Stored records
|---|

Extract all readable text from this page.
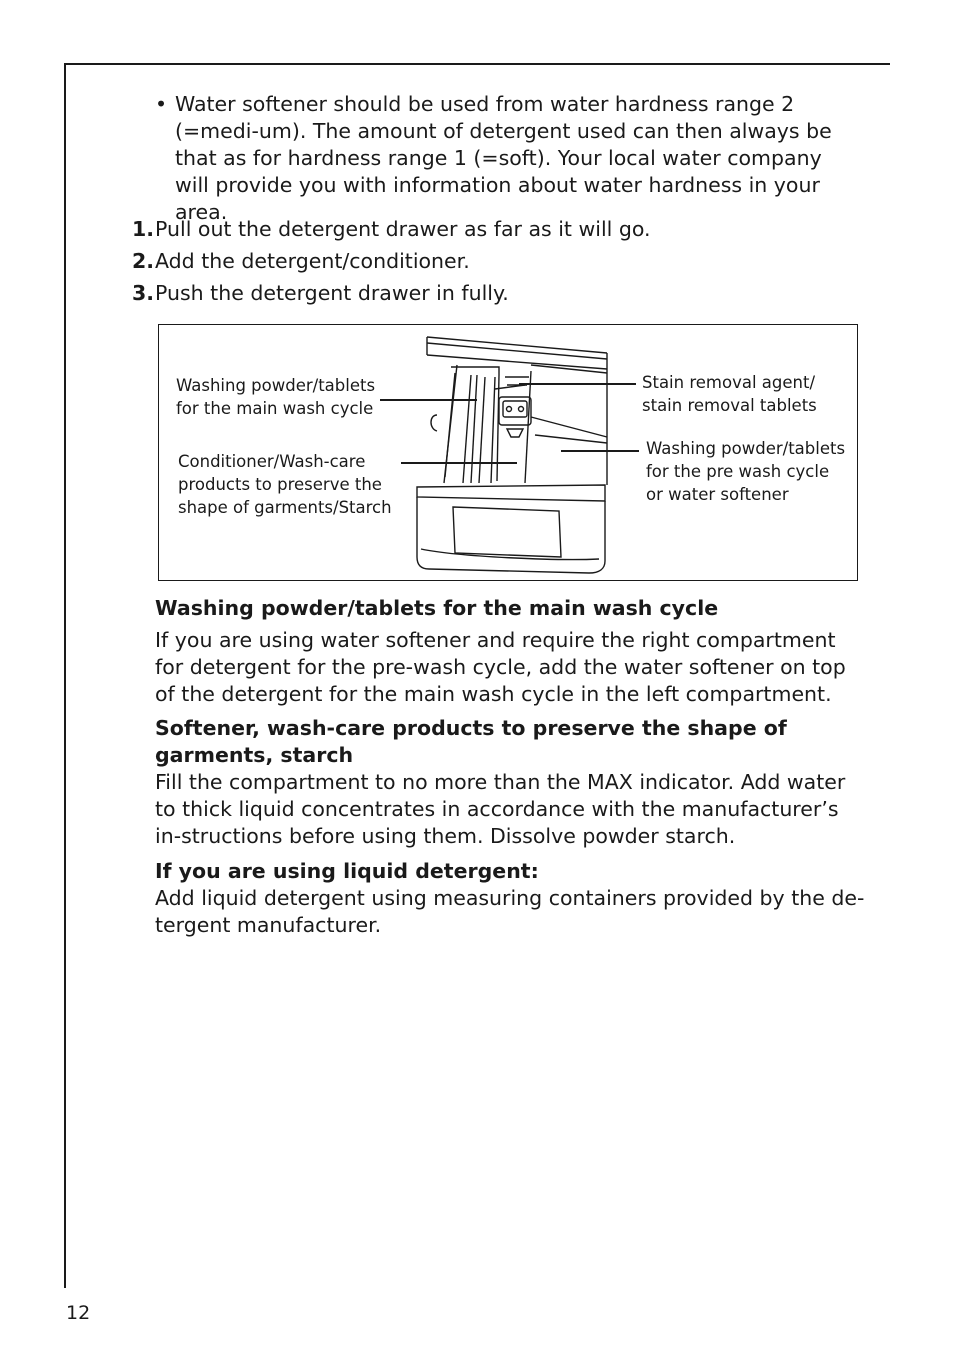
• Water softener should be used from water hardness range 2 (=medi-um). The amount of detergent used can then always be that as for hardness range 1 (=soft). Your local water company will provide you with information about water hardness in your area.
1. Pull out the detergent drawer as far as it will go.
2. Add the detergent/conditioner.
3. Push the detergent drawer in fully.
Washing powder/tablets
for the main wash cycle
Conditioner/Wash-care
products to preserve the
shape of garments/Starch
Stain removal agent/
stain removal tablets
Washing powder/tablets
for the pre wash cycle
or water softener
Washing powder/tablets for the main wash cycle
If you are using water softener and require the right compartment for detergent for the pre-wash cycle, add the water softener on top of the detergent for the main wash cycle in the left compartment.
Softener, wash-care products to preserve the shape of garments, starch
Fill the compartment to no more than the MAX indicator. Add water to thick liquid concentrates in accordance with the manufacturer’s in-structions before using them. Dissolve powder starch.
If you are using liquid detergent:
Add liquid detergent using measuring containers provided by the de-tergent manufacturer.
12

|---|

Every line of the data should be copied as it stands, without the images.

- Solution to this task:
Extract all readable text from this page.
• Water softener should be used from water hardness range 2 (=medi-um). The amount of detergent used can then always be that as for hardness range 1 (=soft). Your local water company will provide you with information about water hardness in your area.
1. Pull out the detergent drawer as far as it will go.
2. Add the detergent/conditioner.
3. Push the detergent drawer in fully.
Washing powder/tablets
for the main wash cycle
Conditioner/Wash-care
products to preserve the
shape of garments/Starch
Stain removal agent/
stain removal tablets
Washing powder/tablets
for the pre wash cycle
or water softener
Washing powder/tablets for the main wash cycle
If you are using water softener and require the right compartment for detergent for the pre-wash cycle, add the water softener on top of the detergent for the main wash cycle in the left compartment.
Softener, wash-care products to preserve the shape of garments, starch
Fill the compartment to no more than the MAX indicator. Add water to thick liquid concentrates in accordance with the manufacturer’s in-structions before using them. Dissolve powder starch.
If you are using liquid detergent:
Add liquid detergent using measuring containers provided by the de-tergent manufacturer.
12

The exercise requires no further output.